** begin Input rows **

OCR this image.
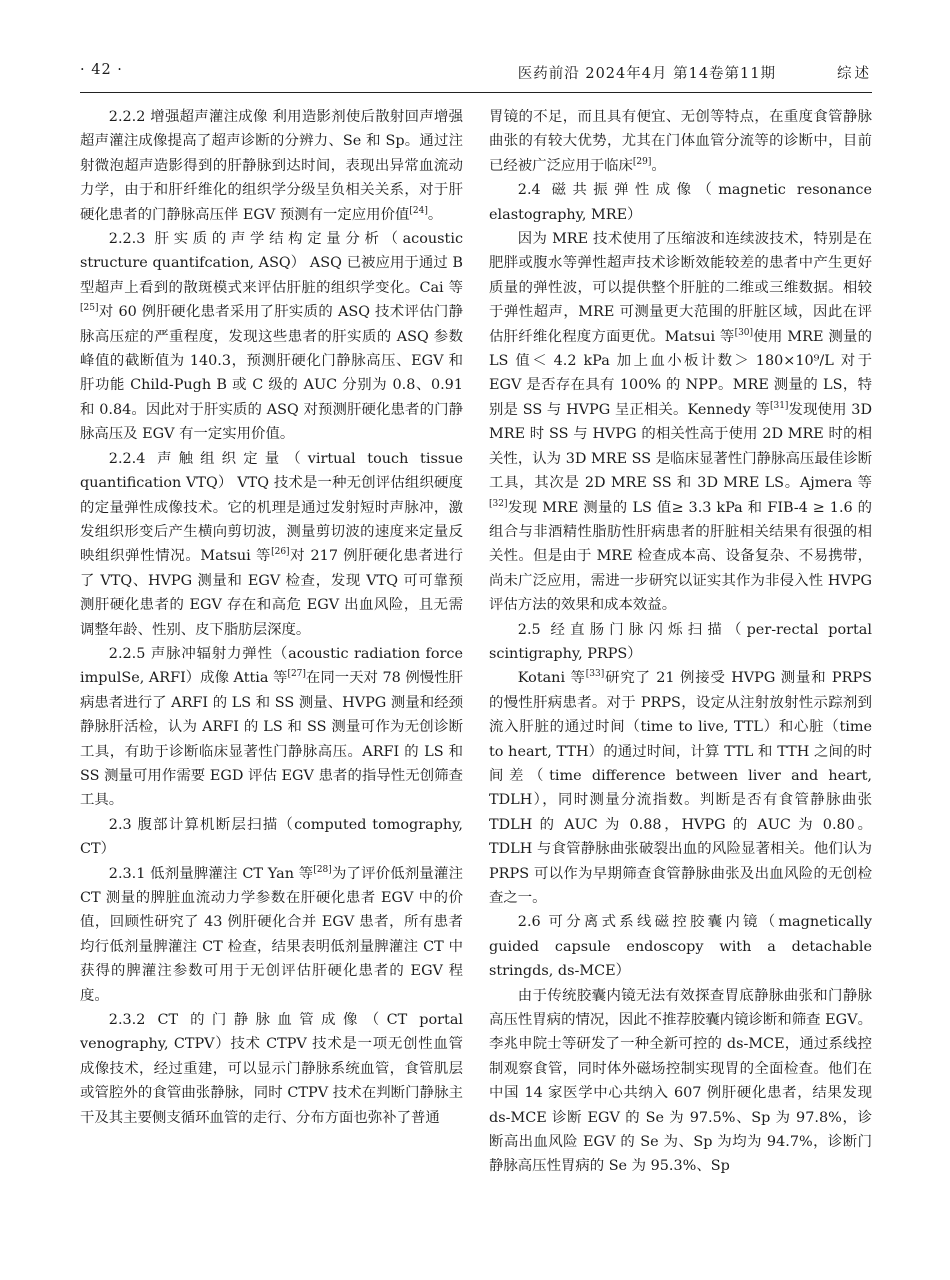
· 42 ·	医药前沿 2024年4月 第14卷第11期	综述

2.2.2 增强超声灌注成像 利用造影剂使后散射回声增强超声灌注成像提高了超声诊断的分辨力、Se 和 Sp。通过注射微泡超声造影得到的肝静脉到达时间，表现出异常血流动力学，由于和肝纤维化的组织学分级呈负相关关系，对于肝硬化患者的门静脉高压伴 EGV 预测有一定应用价值[24]。

2.2.3 肝实质的声学结构定量分析（acoustic structure quantifcation, ASQ） ASQ 已被应用于通过 B 型超声上看到的散斑模式来评估肝脏的组织学变化。Cai 等[25]对 60 例肝硬化患者采用了肝实质的 ASQ 技术评估门静脉高压症的严重程度，发现这些患者的肝实质的 ASQ 参数峰值的截断值为 140.3，预测肝硬化门静脉高压、EGV 和肝功能 Child-Pugh B 或 C 级的 AUC 分别为 0.8、0.91 和 0.84。因此对于肝实质的 ASQ 对预测肝硬化患者的门静脉高压及 EGV 有一定实用价值。

2.2.4 声触组织定量（virtual touch tissue quantification VTQ） VTQ 技术是一种无创评估组织硬度的定量弹性成像技术。它的机理是通过发射短时声脉冲，激发组织形变后产生横向剪切波，测量剪切波的速度来定量反映组织弹性情况。Matsui 等[26]对 217 例肝硬化患者进行了 VTQ、HVPG 测量和 EGV 检查，发现 VTQ 可可靠预测肝硬化患者的 EGV 存在和高危 EGV 出血风险，且无需调整年龄、性别、皮下脂肪层深度。

2.2.5 声脉冲辐射力弹性（acoustic radiation force impulSe, ARFI）成像 Attia 等[27]在同一天对 78 例慢性肝病患者进行了 ARFI 的 LS 和 SS 测量、HVPG 测量和经颈静脉肝活检，认为 ARFI 的 LS 和 SS 测量可作为无创诊断工具，有助于诊断临床显著性门静脉高压。ARFI 的 LS 和 SS 测量可用作需要 EGD 评估 EGV 患者的指导性无创筛查工具。

2.3 腹部计算机断层扫描（computed tomography, CT）

2.3.1 低剂量脾灌注 CT Yan 等[28]为了评价低剂量灌注 CT 测量的脾脏血流动力学参数在肝硬化患者 EGV 中的价值，回顾性研究了 43 例肝硬化合并 EGV 患者，所有患者均行低剂量脾灌注 CT 检查，结果表明低剂量脾灌注 CT 中获得的脾灌注参数可用于无创评估肝硬化患者的 EGV 程度。

2.3.2 CT 的门静脉血管成像（CT portal venography, CTPV）技术 CTPV 技术是一项无创性血管成像技术，经过重建，可以显示门静脉系统血管，食管肌层或管腔外的食管曲张静脉，同时 CTPV 技术在判断门静脉主干及其主要侧支循环血管的走行、分布方面也弥补了普通

胃镜的不足，而且具有便宜、无创等特点，在重度食管静脉曲张的有较大优势，尤其在门体血管分流等的诊断中，目前已经被广泛应用于临床[29]。

2.4 磁共振弹性成像（magnetic resonance elastography, MRE）

因为 MRE 技术使用了压缩波和连续波技术，特别是在肥胖或腹水等弹性超声技术诊断效能较差的患者中产生更好质量的弹性波，可以提供整个肝脏的二维或三维数据。相较于弹性超声，MRE 可测量更大范围的肝脏区域，因此在评估肝纤维化程度方面更优。Matsui 等[30]使用 MRE 测量的 LS 值＜ 4.2 kPa 加上血小板计数＞ 180×10⁹/L 对于 EGV 是否存在具有 100% 的 NPP。MRE 测量的 LS，特别是 SS 与 HVPG 呈正相关。Kennedy 等[31]发现使用 3D MRE 时 SS 与 HVPG 的相关性高于使用 2D MRE 时的相关性，认为 3D MRE SS 是临床显著性门静脉高压最佳诊断工具，其次是 2D MRE SS 和 3D MRE LS。Ajmera 等[32]发现 MRE 测量的 LS 值≥ 3.3 kPa 和 FIB-4 ≥ 1.6 的组合与非酒精性脂肪性肝病患者的肝脏相关结果有很强的相关性。但是由于 MRE 检查成本高、设备复杂、不易携带，尚未广泛应用，需进一步研究以证实其作为非侵入性 HVPG 评估方法的效果和成本效益。

2.5 经直肠门脉闪烁扫描（per-rectal portal scintigraphy, PRPS）

Kotani 等[33]研究了 21 例接受 HVPG 测量和 PRPS 的慢性肝病患者。对于 PRPS，设定从注射放射性示踪剂到流入肝脏的通过时间（time to live, TTL）和心脏（time to heart, TTH）的通过时间，计算 TTL 和 TTH 之间的时间差（time difference between liver and heart, TDLH），同时测量分流指数。判断是否有食管静脉曲张 TDLH 的 AUC 为 0.88，HVPG 的 AUC 为 0.80。TDLH 与食管静脉曲张破裂出血的风险显著相关。他们认为 PRPS 可以作为早期筛查食管静脉曲张及出血风险的无创检查之一。

2.6 可分离式系线磁控胶囊内镜（magnetically guided capsule endoscopy with a detachable stringds, ds-MCE）

由于传统胶囊内镜无法有效探查胃底静脉曲张和门静脉高压性胃病的情况，因此不推荐胶囊内镜诊断和筛查 EGV。李兆申院士等研发了一种全新可控的 ds-MCE，通过系线控制观察食管，同时体外磁场控制实现胃的全面检查。他们在中国 14 家医学中心共纳入 607 例肝硬化患者，结果发现 ds-MCE 诊断 EGV 的 Se 为 97.5%、Sp 为 97.8%，诊断高出血风险 EGV 的 Se 为、Sp 为均为 94.7%，诊断门静脉高压性胃病的 Se 为 95.3%、Sp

** end Input rows **

Written exercise —
Return every line above in which the string "portal" occurs.

Output —
2.3.2 CT 的门静脉血管成像（CT portal venography, CTPV）技术 CTPV 技术是一项无创性血管成像技术，经过重建，可以显示门静脉系统血管，食管肌层或管腔外的食管曲张静脉，同时 CTPV 技术在判断门静脉主干及其主要侧支循环血管的走行、分布方面也弥补了普通
2.5 经直肠门脉闪烁扫描（per-rectal portal scintigraphy, PRPS）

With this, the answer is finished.